• **EXERCISE BRIEF**
Can you copy out the data exactly? Leave the images out.
+++ DATASET RECORDS +++
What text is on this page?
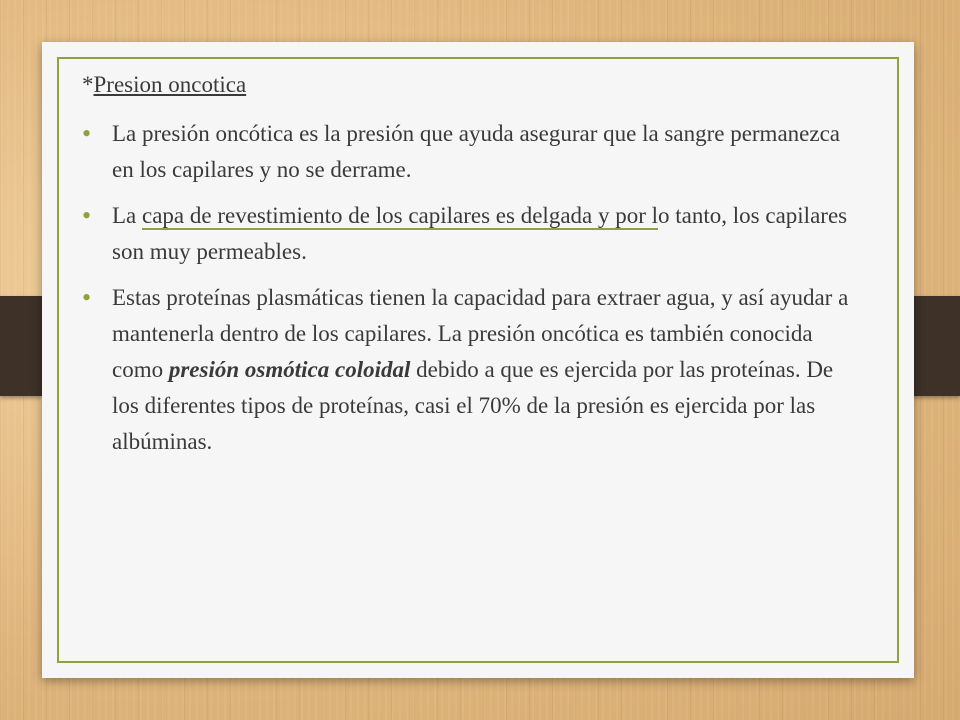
*Presion oncotica

• La presión oncótica es la presión que ayuda asegurar que la sangre permanezca en los capilares y no se derrame.
• La capa de revestimiento de los capilares es delgada y por lo tanto, los capilares son muy permeables.
• Estas proteínas plasmáticas tienen la capacidad para extraer agua, y así ayudar a mantenerla dentro de los capilares. La presión oncótica es también conocida como presión osmótica coloidal debido a que es ejercida por las proteínas. De los diferentes tipos de proteínas, casi el 70% de la presión es ejercida por las albúminas.
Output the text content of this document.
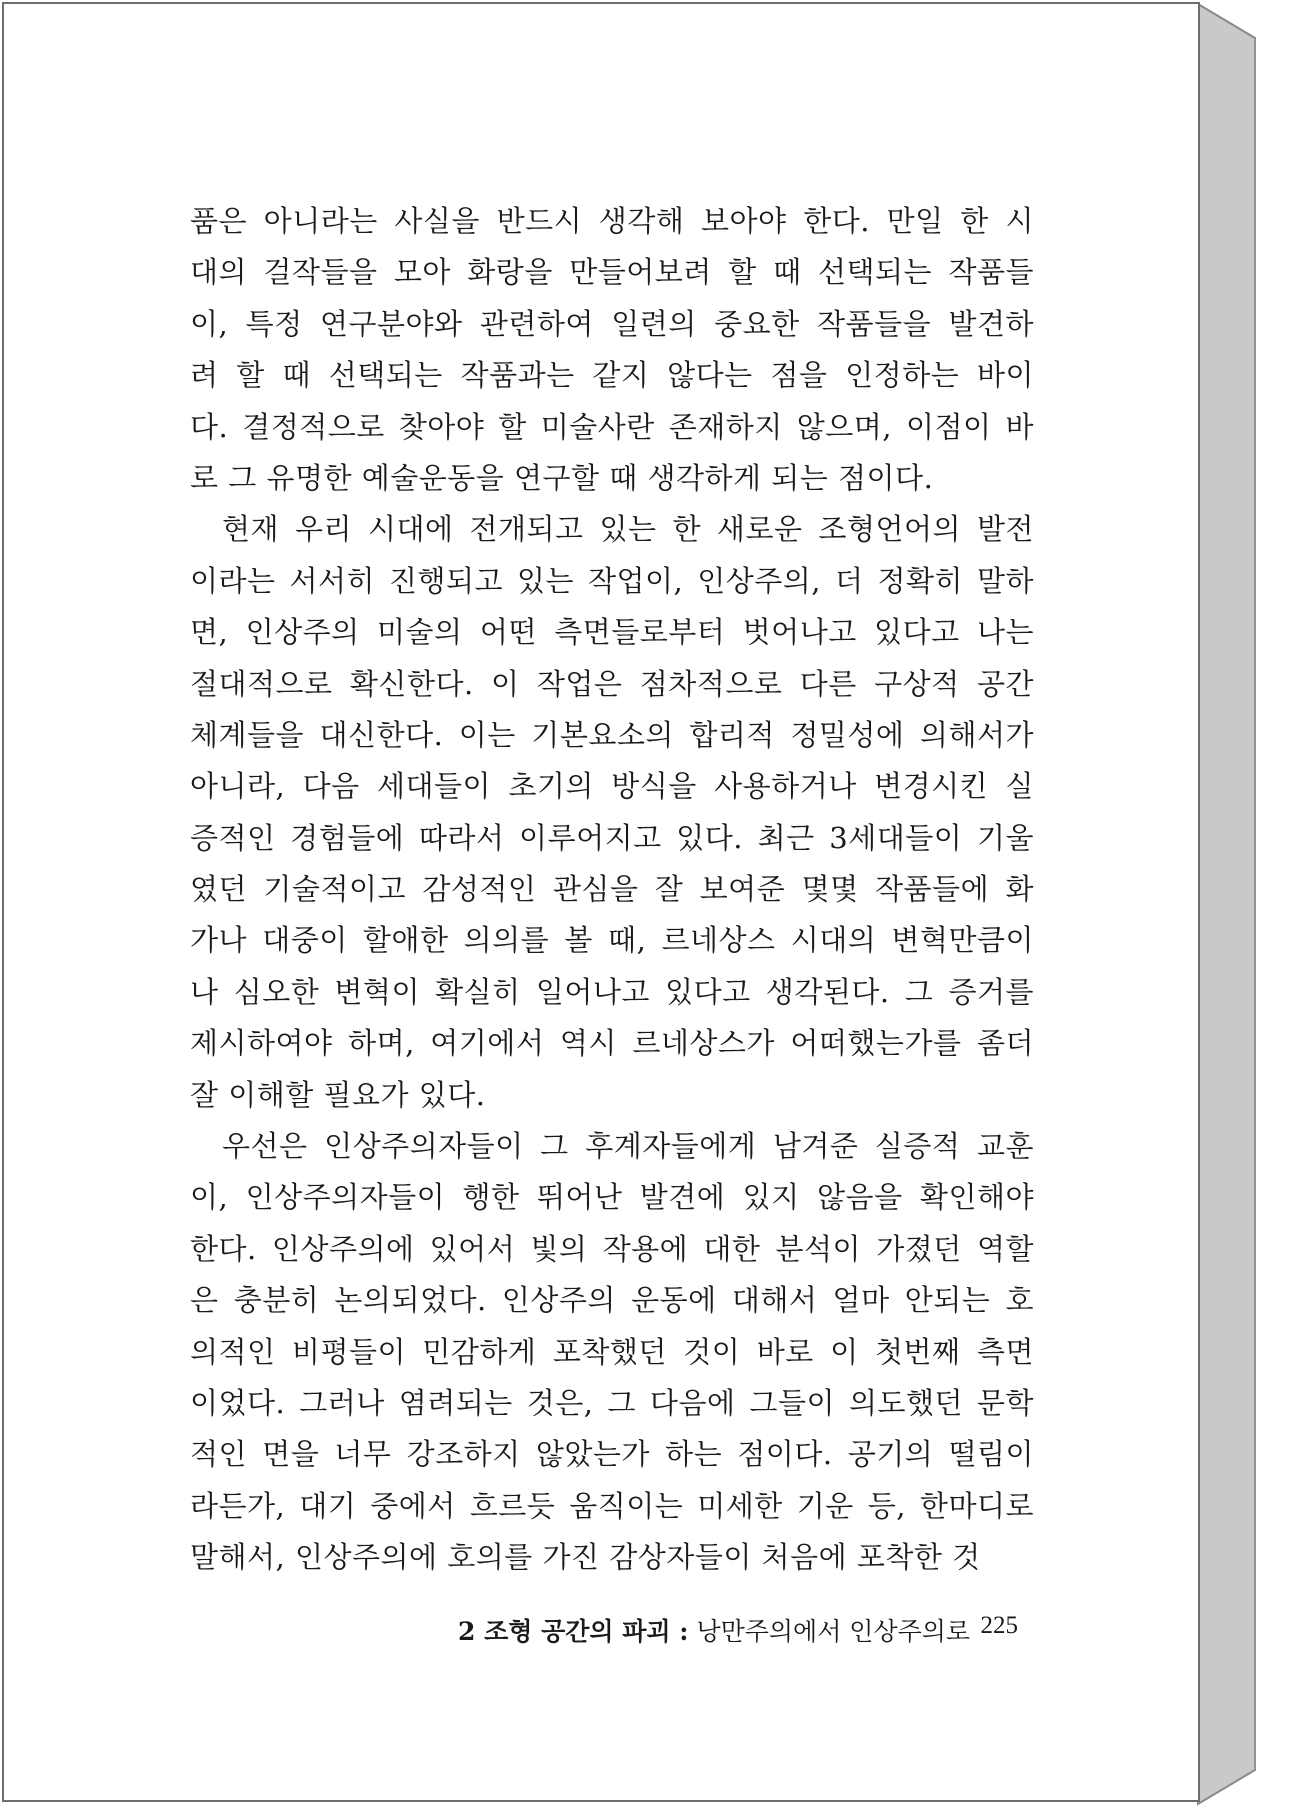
품은 아니라는 사실을 반드시 생각해 보아야 한다. 만일 한 시
대의 걸작들을 모아 화랑을 만들어보려 할 때 선택되는 작품들
이, 특정 연구분야와 관련하여 일련의 중요한 작품들을 발견하
려 할 때 선택되는 작품과는 같지 않다는 점을 인정하는 바이
다. 결정적으로 찾아야 할 미술사란 존재하지 않으며, 이점이 바
로 그 유명한 예술운동을 연구할 때 생각하게 되는 점이다.
현재 우리 시대에 전개되고 있는 한 새로운 조형언어의 발전
이라는 서서히 진행되고 있는 작업이, 인상주의, 더 정확히 말하
면, 인상주의 미술의 어떤 측면들로부터 벗어나고 있다고 나는
절대적으로 확신한다. 이 작업은 점차적으로 다른 구상적 공간
체계들을 대신한다. 이는 기본요소의 합리적 정밀성에 의해서가
아니라, 다음 세대들이 초기의 방식을 사용하거나 변경시킨 실
증적인 경험들에 따라서 이루어지고 있다. 최근 3세대들이 기울
였던 기술적이고 감성적인 관심을 잘 보여준 몇몇 작품들에 화
가나 대중이 할애한 의의를 볼 때, 르네상스 시대의 변혁만큼이
나 심오한 변혁이 확실히 일어나고 있다고 생각된다. 그 증거를
제시하여야 하며, 여기에서 역시 르네상스가 어떠했는가를 좀더
잘 이해할 필요가 있다.
우선은 인상주의자들이 그 후계자들에게 남겨준 실증적 교훈
이, 인상주의자들이 행한 뛰어난 발견에 있지 않음을 확인해야
한다. 인상주의에 있어서 빛의 작용에 대한 분석이 가졌던 역할
은 충분히 논의되었다. 인상주의 운동에 대해서 얼마 안되는 호
의적인 비평들이 민감하게 포착했던 것이 바로 이 첫번째 측면
이었다. 그러나 염려되는 것은, 그 다음에 그들이 의도했던 문학
적인 면을 너무 강조하지 않았는가 하는 점이다. 공기의 떨림이
라든가, 대기 중에서 흐르듯 움직이는 미세한 기운 등, 한마디로
말해서, 인상주의에 호의를 가진 감상자들이 처음에 포착한 것
2 조형 공간의 파괴 : 낭만주의에서 인상주의로 225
+++
• **ANSWER TO THIS TASK**
What text is on this page?
*Presion oncotica

• La presión oncótica es la presión que ayuda asegurar que la sangre permanezca en los capilares y no se derrame.
• La capa de revestimiento de los capilares es delgada y por lo tanto, los capilares son muy permeables.
• Estas proteínas plasmáticas tienen la capacidad para extraer agua, y así ayudar a mantenerla dentro de los capilares. La presión oncótica es también conocida como presión osmótica coloidal debido a que es ejercida por las proteínas. De los diferentes tipos de proteínas, casi el 70% de la presión es ejercida por las albúminas.
Output the text content of this document.
품은 아니라는 사실을 반드시 생각해 보아야 한다. 만일 한 시
대의 걸작들을 모아 화랑을 만들어보려 할 때 선택되는 작품들
이, 특정 연구분야와 관련하여 일련의 중요한 작품들을 발견하
려 할 때 선택되는 작품과는 같지 않다는 점을 인정하는 바이
다. 결정적으로 찾아야 할 미술사란 존재하지 않으며, 이점이 바
로 그 유명한 예술운동을 연구할 때 생각하게 되는 점이다.
현재 우리 시대에 전개되고 있는 한 새로운 조형언어의 발전
이라는 서서히 진행되고 있는 작업이, 인상주의, 더 정확히 말하
면, 인상주의 미술의 어떤 측면들로부터 벗어나고 있다고 나는
절대적으로 확신한다. 이 작업은 점차적으로 다른 구상적 공간
체계들을 대신한다. 이는 기본요소의 합리적 정밀성에 의해서가
아니라, 다음 세대들이 초기의 방식을 사용하거나 변경시킨 실
증적인 경험들에 따라서 이루어지고 있다. 최근 3세대들이 기울
였던 기술적이고 감성적인 관심을 잘 보여준 몇몇 작품들에 화
가나 대중이 할애한 의의를 볼 때, 르네상스 시대의 변혁만큼이
나 심오한 변혁이 확실히 일어나고 있다고 생각된다. 그 증거를
제시하여야 하며, 여기에서 역시 르네상스가 어떠했는가를 좀더
잘 이해할 필요가 있다.
우선은 인상주의자들이 그 후계자들에게 남겨준 실증적 교훈
이, 인상주의자들이 행한 뛰어난 발견에 있지 않음을 확인해야
한다. 인상주의에 있어서 빛의 작용에 대한 분석이 가졌던 역할
은 충분히 논의되었다. 인상주의 운동에 대해서 얼마 안되는 호
의적인 비평들이 민감하게 포착했던 것이 바로 이 첫번째 측면
이었다. 그러나 염려되는 것은, 그 다음에 그들이 의도했던 문학
적인 면을 너무 강조하지 않았는가 하는 점이다. 공기의 떨림이
라든가, 대기 중에서 흐르듯 움직이는 미세한 기운 등, 한마디로
말해서, 인상주의에 호의를 가진 감상자들이 처음에 포착한 것
2 조형 공간의 파괴 : 낭만주의에서 인상주의로 225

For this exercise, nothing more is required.